Exercise task :: Your task is to print all of the material verbatim.

(Recorded data)

+ + + + + + +

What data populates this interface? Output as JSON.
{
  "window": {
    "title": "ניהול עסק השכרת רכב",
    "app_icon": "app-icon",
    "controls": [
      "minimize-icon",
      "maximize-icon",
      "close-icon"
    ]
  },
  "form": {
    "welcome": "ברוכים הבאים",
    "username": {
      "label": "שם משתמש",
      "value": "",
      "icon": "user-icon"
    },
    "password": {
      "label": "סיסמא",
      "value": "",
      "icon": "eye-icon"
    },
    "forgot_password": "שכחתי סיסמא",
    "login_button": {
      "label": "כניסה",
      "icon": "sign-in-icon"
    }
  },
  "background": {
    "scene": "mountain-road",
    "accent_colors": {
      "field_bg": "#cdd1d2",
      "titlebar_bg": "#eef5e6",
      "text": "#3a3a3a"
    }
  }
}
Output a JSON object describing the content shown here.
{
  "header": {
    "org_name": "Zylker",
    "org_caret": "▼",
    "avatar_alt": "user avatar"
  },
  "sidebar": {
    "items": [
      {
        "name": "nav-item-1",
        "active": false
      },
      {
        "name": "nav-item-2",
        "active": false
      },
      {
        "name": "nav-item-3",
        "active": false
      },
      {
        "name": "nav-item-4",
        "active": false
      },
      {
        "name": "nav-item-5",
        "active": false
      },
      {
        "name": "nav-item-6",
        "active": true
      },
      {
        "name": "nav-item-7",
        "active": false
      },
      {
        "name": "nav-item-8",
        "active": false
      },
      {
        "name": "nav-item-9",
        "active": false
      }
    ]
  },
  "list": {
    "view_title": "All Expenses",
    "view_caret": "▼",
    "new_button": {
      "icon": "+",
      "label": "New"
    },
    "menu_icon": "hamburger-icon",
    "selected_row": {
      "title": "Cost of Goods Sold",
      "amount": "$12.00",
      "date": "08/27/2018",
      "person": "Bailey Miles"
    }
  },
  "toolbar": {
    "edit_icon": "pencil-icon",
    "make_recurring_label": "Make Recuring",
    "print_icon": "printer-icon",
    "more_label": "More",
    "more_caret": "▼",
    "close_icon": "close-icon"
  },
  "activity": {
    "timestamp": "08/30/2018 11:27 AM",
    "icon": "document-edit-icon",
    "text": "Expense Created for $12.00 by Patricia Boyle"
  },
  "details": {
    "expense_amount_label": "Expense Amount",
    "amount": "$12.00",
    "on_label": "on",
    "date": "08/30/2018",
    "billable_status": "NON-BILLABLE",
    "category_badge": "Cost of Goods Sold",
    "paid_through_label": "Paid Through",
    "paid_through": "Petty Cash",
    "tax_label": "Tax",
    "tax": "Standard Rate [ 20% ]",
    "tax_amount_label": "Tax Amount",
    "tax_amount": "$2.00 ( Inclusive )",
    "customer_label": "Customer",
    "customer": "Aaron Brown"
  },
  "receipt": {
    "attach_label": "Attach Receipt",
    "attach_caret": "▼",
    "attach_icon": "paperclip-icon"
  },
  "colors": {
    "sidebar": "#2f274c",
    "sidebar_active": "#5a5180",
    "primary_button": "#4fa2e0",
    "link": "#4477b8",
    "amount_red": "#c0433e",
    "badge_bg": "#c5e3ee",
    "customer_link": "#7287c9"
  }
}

+ + + + + + +

Task answer ::
What data populates this interface? Output as JSON.
{
  "window": {
    "title": "ניהול עסק השכרת רכב",
    "app_icon": "app-icon",
    "controls": [
      "minimize-icon",
      "maximize-icon",
      "close-icon"
    ]
  },
  "form": {
    "welcome": "ברוכים הבאים",
    "username": {
      "label": "שם משתמש",
      "value": "",
      "icon": "user-icon"
    },
    "password": {
      "label": "סיסמא",
      "value": "",
      "icon": "eye-icon"
    },
    "forgot_password": "שכחתי סיסמא",
    "login_button": {
      "label": "כניסה",
      "icon": "sign-in-icon"
    }
  },
  "background": {
    "scene": "mountain-road",
    "accent_colors": {
      "field_bg": "#cdd1d2",
      "titlebar_bg": "#eef5e6",
      "text": "#3a3a3a"
    }
  }
}
Output a JSON object describing the content shown here.
{
  "header": {
    "org_name": "Zylker",
    "org_caret": "▼",
    "avatar_alt": "user avatar"
  },
  "sidebar": {
    "items": [
      {
        "name": "nav-item-1",
        "active": false
      },
      {
        "name": "nav-item-2",
        "active": false
      },
      {
        "name": "nav-item-3",
        "active": false
      },
      {
        "name": "nav-item-4",
        "active": false
      },
      {
        "name": "nav-item-5",
        "active": false
      },
      {
        "name": "nav-item-6",
        "active": true
      },
      {
        "name": "nav-item-7",
        "active": false
      },
      {
        "name": "nav-item-8",
        "active": false
      },
      {
        "name": "nav-item-9",
        "active": false
      }
    ]
  },
  "list": {
    "view_title": "All Expenses",
    "view_caret": "▼",
    "new_button": {
      "icon": "+",
      "label": "New"
    },
    "menu_icon": "hamburger-icon",
    "selected_row": {
      "title": "Cost of Goods Sold",
      "amount": "$12.00",
      "date": "08/27/2018",
      "person": "Bailey Miles"
    }
  },
  "toolbar": {
    "edit_icon": "pencil-icon",
    "make_recurring_label": "Make Recuring",
    "print_icon": "printer-icon",
    "more_label": "More",
    "more_caret": "▼",
    "close_icon": "close-icon"
  },
  "activity": {
    "timestamp": "08/30/2018 11:27 AM",
    "icon": "document-edit-icon",
    "text": "Expense Created for $12.00 by Patricia Boyle"
  },
  "details": {
    "expense_amount_label": "Expense Amount",
    "amount": "$12.00",
    "on_label": "on",
    "date": "08/30/2018",
    "billable_status": "NON-BILLABLE",
    "category_badge": "Cost of Goods Sold",
    "paid_through_label": "Paid Through",
    "paid_through": "Petty Cash",
    "tax_label": "Tax",
    "tax": "Standard Rate [ 20% ]",
    "tax_amount_label": "Tax Amount",
    "tax_amount": "$2.00 ( Inclusive )",
    "customer_label": "Customer",
    "customer": "Aaron Brown"
  },
  "receipt": {
    "attach_label": "Attach Receipt",
    "attach_caret": "▼",
    "attach_icon": "paperclip-icon"
  },
  "colors": {
    "sidebar": "#2f274c",
    "sidebar_active": "#5a5180",
    "primary_button": "#4fa2e0",
    "link": "#4477b8",
    "amount_red": "#c0433e",
    "badge_bg": "#c5e3ee",
    "customer_link": "#7287c9"
  }
}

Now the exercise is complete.